RAW RECORDS:
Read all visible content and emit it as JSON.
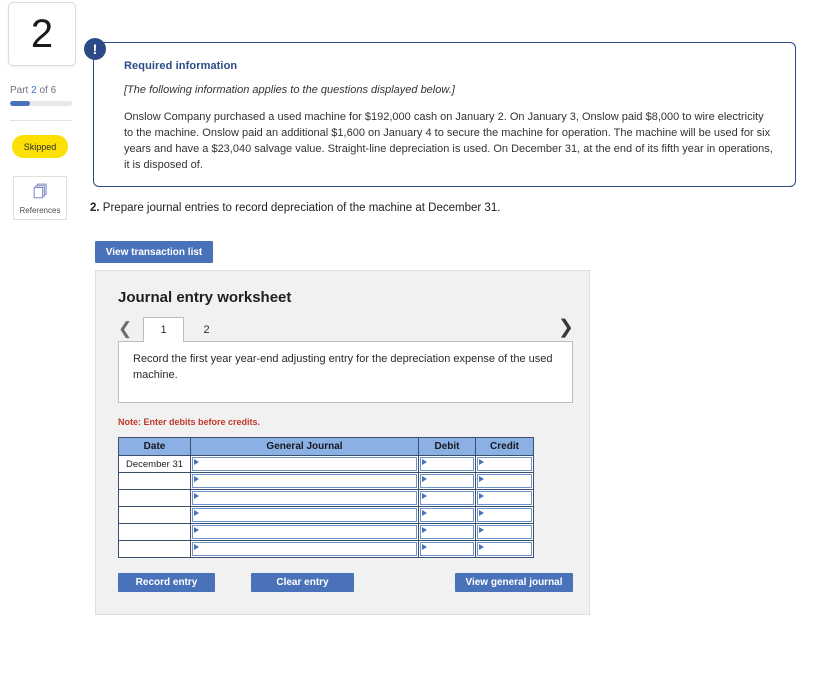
{
  "rail": {
    "question_number": "2",
    "part_prefix": "Part ",
    "part_current": "2",
    "part_suffix": " of 6",
    "progress_percent": 33,
    "status_badge": "Skipped",
    "references_label": "References",
    "references_icon": "copy-stack-icon"
  },
  "info": {
    "icon": "exclamation-icon",
    "title": "Required information",
    "italic_note": "[The following information applies to the questions displayed below.]",
    "body": "Onslow Company purchased a used machine for $192,000 cash on January 2. On January 3, Onslow paid $8,000 to wire electricity to the machine. Onslow paid an additional $1,600 on January 4 to secure the machine for operation. The machine will be used for six years and have a $23,040 salvage value. Straight-line depreciation is used. On December 31, at the end of its fifth year in operations, it is disposed of."
  },
  "question": {
    "number": "2.",
    "text": "Prepare journal entries to record depreciation of the machine at December 31."
  },
  "toolbar": {
    "view_transaction_list": "View transaction list"
  },
  "worksheet": {
    "title": "Journal entry worksheet",
    "prev_icon": "chevron-left-icon",
    "next_icon": "chevron-right-icon",
    "tabs": [
      {
        "label": "1",
        "active": true
      },
      {
        "label": "2",
        "active": false
      }
    ],
    "instruction": "Record the first year year-end adjusting entry for the depreciation expense of the used machine.",
    "note": "Note: Enter debits before credits.",
    "table": {
      "headers": [
        "Date",
        "General Journal",
        "Debit",
        "Credit"
      ],
      "rows": [
        {
          "date": "December 31",
          "general_journal": "",
          "debit": "",
          "credit": ""
        },
        {
          "date": "",
          "general_journal": "",
          "debit": "",
          "credit": ""
        },
        {
          "date": "",
          "general_journal": "",
          "debit": "",
          "credit": ""
        },
        {
          "date": "",
          "general_journal": "",
          "debit": "",
          "credit": ""
        },
        {
          "date": "",
          "general_journal": "",
          "debit": "",
          "credit": ""
        },
        {
          "date": "",
          "general_journal": "",
          "debit": "",
          "credit": ""
        }
      ]
    },
    "buttons": {
      "record_entry": "Record entry",
      "clear_entry": "Clear entry",
      "view_general_journal": "View general journal"
    }
  },
  "colors": {
    "accent_blue": "#4a72ba",
    "navy": "#2b4a86",
    "table_header_blue": "#8bb0e3",
    "badge_yellow": "#fcdf03",
    "note_red": "#c0392b"
  }
}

TASK OBJECTIVE: List all lines in the material containing the string "machine".

EXERCISE RESPONSE:
    "body": "Onslow Company purchased a used machine for $192,000 cash on January 2. On January 3, Onslow paid $8,000 to wire electricity to the machine. Onslow paid an additional $1,600 on January 4 to secure the machine for operation. The machine will be used for six years and have a $23,040 salvage value. Straight-line depreciation is used. On December 31, at the end of its fifth year in operations, it is disposed of."
    "text": "Prepare journal entries to record depreciation of the machine at December 31."
    "instruction": "Record the first year year-end adjusting entry for the depreciation expense of the used machine.",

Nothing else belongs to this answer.